[Dataset items]
* * *
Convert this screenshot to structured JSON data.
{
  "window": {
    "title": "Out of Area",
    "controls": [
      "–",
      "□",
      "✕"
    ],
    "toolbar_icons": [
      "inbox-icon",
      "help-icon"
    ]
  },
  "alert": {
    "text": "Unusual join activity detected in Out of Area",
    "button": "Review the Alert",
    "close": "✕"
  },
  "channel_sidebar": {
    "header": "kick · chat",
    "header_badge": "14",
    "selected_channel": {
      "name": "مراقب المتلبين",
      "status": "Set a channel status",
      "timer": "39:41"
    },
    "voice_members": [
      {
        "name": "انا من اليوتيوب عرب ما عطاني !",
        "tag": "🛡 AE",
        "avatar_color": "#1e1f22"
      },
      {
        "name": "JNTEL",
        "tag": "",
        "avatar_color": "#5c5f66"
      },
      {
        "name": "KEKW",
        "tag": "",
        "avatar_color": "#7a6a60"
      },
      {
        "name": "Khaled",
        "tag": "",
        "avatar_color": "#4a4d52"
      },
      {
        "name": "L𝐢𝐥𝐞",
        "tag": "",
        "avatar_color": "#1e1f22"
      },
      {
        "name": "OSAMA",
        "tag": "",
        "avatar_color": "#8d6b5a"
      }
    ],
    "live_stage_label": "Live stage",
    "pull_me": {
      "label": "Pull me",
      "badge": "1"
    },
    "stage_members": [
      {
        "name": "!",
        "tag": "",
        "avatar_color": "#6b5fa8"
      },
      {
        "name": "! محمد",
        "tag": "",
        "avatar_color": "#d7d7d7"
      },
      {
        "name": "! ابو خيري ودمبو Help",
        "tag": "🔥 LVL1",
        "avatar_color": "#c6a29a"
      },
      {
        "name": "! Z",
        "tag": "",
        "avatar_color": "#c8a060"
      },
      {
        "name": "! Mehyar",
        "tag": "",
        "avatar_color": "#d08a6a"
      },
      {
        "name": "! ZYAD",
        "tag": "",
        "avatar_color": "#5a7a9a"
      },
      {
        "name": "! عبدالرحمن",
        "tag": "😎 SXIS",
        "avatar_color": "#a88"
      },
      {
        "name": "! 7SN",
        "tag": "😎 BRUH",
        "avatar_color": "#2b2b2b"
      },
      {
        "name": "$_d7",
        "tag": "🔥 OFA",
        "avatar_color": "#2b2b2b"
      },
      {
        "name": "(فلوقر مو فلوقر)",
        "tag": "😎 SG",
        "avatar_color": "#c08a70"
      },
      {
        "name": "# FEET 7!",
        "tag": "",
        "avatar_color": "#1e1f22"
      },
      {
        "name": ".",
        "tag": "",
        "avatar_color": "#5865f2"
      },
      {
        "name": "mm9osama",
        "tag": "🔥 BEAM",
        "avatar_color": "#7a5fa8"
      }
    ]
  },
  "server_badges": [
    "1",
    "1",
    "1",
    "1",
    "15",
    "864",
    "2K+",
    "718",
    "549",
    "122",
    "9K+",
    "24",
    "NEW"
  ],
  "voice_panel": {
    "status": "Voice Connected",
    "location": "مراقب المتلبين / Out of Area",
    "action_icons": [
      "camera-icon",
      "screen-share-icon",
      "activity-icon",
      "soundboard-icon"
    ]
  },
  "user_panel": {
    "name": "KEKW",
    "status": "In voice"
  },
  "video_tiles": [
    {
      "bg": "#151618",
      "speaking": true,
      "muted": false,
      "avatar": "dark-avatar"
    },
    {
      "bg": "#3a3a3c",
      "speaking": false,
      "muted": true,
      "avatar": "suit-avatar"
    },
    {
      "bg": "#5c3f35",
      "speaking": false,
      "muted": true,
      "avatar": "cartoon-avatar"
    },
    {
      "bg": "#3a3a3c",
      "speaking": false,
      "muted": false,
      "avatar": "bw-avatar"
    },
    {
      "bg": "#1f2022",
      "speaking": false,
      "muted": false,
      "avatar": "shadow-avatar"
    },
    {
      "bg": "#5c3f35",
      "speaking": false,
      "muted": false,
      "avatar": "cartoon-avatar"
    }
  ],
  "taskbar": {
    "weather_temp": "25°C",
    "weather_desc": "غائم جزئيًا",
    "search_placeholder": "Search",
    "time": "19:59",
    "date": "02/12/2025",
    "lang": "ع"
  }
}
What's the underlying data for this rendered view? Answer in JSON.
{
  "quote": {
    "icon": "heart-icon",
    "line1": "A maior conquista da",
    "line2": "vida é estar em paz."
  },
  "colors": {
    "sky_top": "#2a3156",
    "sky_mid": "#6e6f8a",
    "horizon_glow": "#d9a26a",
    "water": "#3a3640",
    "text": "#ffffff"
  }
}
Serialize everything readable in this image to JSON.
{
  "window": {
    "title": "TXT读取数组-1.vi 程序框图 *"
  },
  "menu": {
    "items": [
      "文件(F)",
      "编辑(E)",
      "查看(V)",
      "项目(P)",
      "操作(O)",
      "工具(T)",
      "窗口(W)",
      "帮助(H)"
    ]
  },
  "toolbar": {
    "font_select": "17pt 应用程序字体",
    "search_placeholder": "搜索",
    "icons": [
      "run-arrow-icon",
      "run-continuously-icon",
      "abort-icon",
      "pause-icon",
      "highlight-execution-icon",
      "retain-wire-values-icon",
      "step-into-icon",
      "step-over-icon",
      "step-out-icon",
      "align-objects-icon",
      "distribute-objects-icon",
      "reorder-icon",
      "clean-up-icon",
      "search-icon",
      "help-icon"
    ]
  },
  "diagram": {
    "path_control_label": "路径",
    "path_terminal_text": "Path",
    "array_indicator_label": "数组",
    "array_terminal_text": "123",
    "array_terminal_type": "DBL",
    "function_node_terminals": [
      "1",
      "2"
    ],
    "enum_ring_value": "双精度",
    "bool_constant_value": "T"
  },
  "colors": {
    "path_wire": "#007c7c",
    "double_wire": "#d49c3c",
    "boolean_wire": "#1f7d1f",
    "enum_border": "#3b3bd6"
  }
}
* * *
Set down every line of the listing above again, exactly as given.

▶ [SOLUTION]
Convert this screenshot to structured JSON data.
{
  "window": {
    "title": "Out of Area",
    "controls": [
      "–",
      "□",
      "✕"
    ],
    "toolbar_icons": [
      "inbox-icon",
      "help-icon"
    ]
  },
  "alert": {
    "text": "Unusual join activity detected in Out of Area",
    "button": "Review the Alert",
    "close": "✕"
  },
  "channel_sidebar": {
    "header": "kick · chat",
    "header_badge": "14",
    "selected_channel": {
      "name": "مراقب المتلبين",
      "status": "Set a channel status",
      "timer": "39:41"
    },
    "voice_members": [
      {
        "name": "انا من اليوتيوب عرب ما عطاني !",
        "tag": "🛡 AE",
        "avatar_color": "#1e1f22"
      },
      {
        "name": "JNTEL",
        "tag": "",
        "avatar_color": "#5c5f66"
      },
      {
        "name": "KEKW",
        "tag": "",
        "avatar_color": "#7a6a60"
      },
      {
        "name": "Khaled",
        "tag": "",
        "avatar_color": "#4a4d52"
      },
      {
        "name": "L𝐢𝐥𝐞",
        "tag": "",
        "avatar_color": "#1e1f22"
      },
      {
        "name": "OSAMA",
        "tag": "",
        "avatar_color": "#8d6b5a"
      }
    ],
    "live_stage_label": "Live stage",
    "pull_me": {
      "label": "Pull me",
      "badge": "1"
    },
    "stage_members": [
      {
        "name": "!",
        "tag": "",
        "avatar_color": "#6b5fa8"
      },
      {
        "name": "! محمد",
        "tag": "",
        "avatar_color": "#d7d7d7"
      },
      {
        "name": "! ابو خيري ودمبو Help",
        "tag": "🔥 LVL1",
        "avatar_color": "#c6a29a"
      },
      {
        "name": "! Z",
        "tag": "",
        "avatar_color": "#c8a060"
      },
      {
        "name": "! Mehyar",
        "tag": "",
        "avatar_color": "#d08a6a"
      },
      {
        "name": "! ZYAD",
        "tag": "",
        "avatar_color": "#5a7a9a"
      },
      {
        "name": "! عبدالرحمن",
        "tag": "😎 SXIS",
        "avatar_color": "#a88"
      },
      {
        "name": "! 7SN",
        "tag": "😎 BRUH",
        "avatar_color": "#2b2b2b"
      },
      {
        "name": "$_d7",
        "tag": "🔥 OFA",
        "avatar_color": "#2b2b2b"
      },
      {
        "name": "(فلوقر مو فلوقر)",
        "tag": "😎 SG",
        "avatar_color": "#c08a70"
      },
      {
        "name": "# FEET 7!",
        "tag": "",
        "avatar_color": "#1e1f22"
      },
      {
        "name": ".",
        "tag": "",
        "avatar_color": "#5865f2"
      },
      {
        "name": "mm9osama",
        "tag": "🔥 BEAM",
        "avatar_color": "#7a5fa8"
      }
    ]
  },
  "server_badges": [
    "1",
    "1",
    "1",
    "1",
    "15",
    "864",
    "2K+",
    "718",
    "549",
    "122",
    "9K+",
    "24",
    "NEW"
  ],
  "voice_panel": {
    "status": "Voice Connected",
    "location": "مراقب المتلبين / Out of Area",
    "action_icons": [
      "camera-icon",
      "screen-share-icon",
      "activity-icon",
      "soundboard-icon"
    ]
  },
  "user_panel": {
    "name": "KEKW",
    "status": "In voice"
  },
  "video_tiles": [
    {
      "bg": "#151618",
      "speaking": true,
      "muted": false,
      "avatar": "dark-avatar"
    },
    {
      "bg": "#3a3a3c",
      "speaking": false,
      "muted": true,
      "avatar": "suit-avatar"
    },
    {
      "bg": "#5c3f35",
      "speaking": false,
      "muted": true,
      "avatar": "cartoon-avatar"
    },
    {
      "bg": "#3a3a3c",
      "speaking": false,
      "muted": false,
      "avatar": "bw-avatar"
    },
    {
      "bg": "#1f2022",
      "speaking": false,
      "muted": false,
      "avatar": "shadow-avatar"
    },
    {
      "bg": "#5c3f35",
      "speaking": false,
      "muted": false,
      "avatar": "cartoon-avatar"
    }
  ],
  "taskbar": {
    "weather_temp": "25°C",
    "weather_desc": "غائم جزئيًا",
    "search_placeholder": "Search",
    "time": "19:59",
    "date": "02/12/2025",
    "lang": "ع"
  }
}
What's the underlying data for this rendered view? Answer in JSON.
{
  "quote": {
    "icon": "heart-icon",
    "line1": "A maior conquista da",
    "line2": "vida é estar em paz."
  },
  "colors": {
    "sky_top": "#2a3156",
    "sky_mid": "#6e6f8a",
    "horizon_glow": "#d9a26a",
    "water": "#3a3640",
    "text": "#ffffff"
  }
}
Serialize everything readable in this image to JSON.
{
  "window": {
    "title": "TXT读取数组-1.vi 程序框图 *"
  },
  "menu": {
    "items": [
      "文件(F)",
      "编辑(E)",
      "查看(V)",
      "项目(P)",
      "操作(O)",
      "工具(T)",
      "窗口(W)",
      "帮助(H)"
    ]
  },
  "toolbar": {
    "font_select": "17pt 应用程序字体",
    "search_placeholder": "搜索",
    "icons": [
      "run-arrow-icon",
      "run-continuously-icon",
      "abort-icon",
      "pause-icon",
      "highlight-execution-icon",
      "retain-wire-values-icon",
      "step-into-icon",
      "step-over-icon",
      "step-out-icon",
      "align-objects-icon",
      "distribute-objects-icon",
      "reorder-icon",
      "clean-up-icon",
      "search-icon",
      "help-icon"
    ]
  },
  "diagram": {
    "path_control_label": "路径",
    "path_terminal_text": "Path",
    "array_indicator_label": "数组",
    "array_terminal_text": "123",
    "array_terminal_type": "DBL",
    "function_node_terminals": [
      "1",
      "2"
    ],
    "enum_ring_value": "双精度",
    "bool_constant_value": "T"
  },
  "colors": {
    "path_wire": "#007c7c",
    "double_wire": "#d49c3c",
    "boolean_wire": "#1f7d1f",
    "enum_border": "#3b3bd6"
  }
}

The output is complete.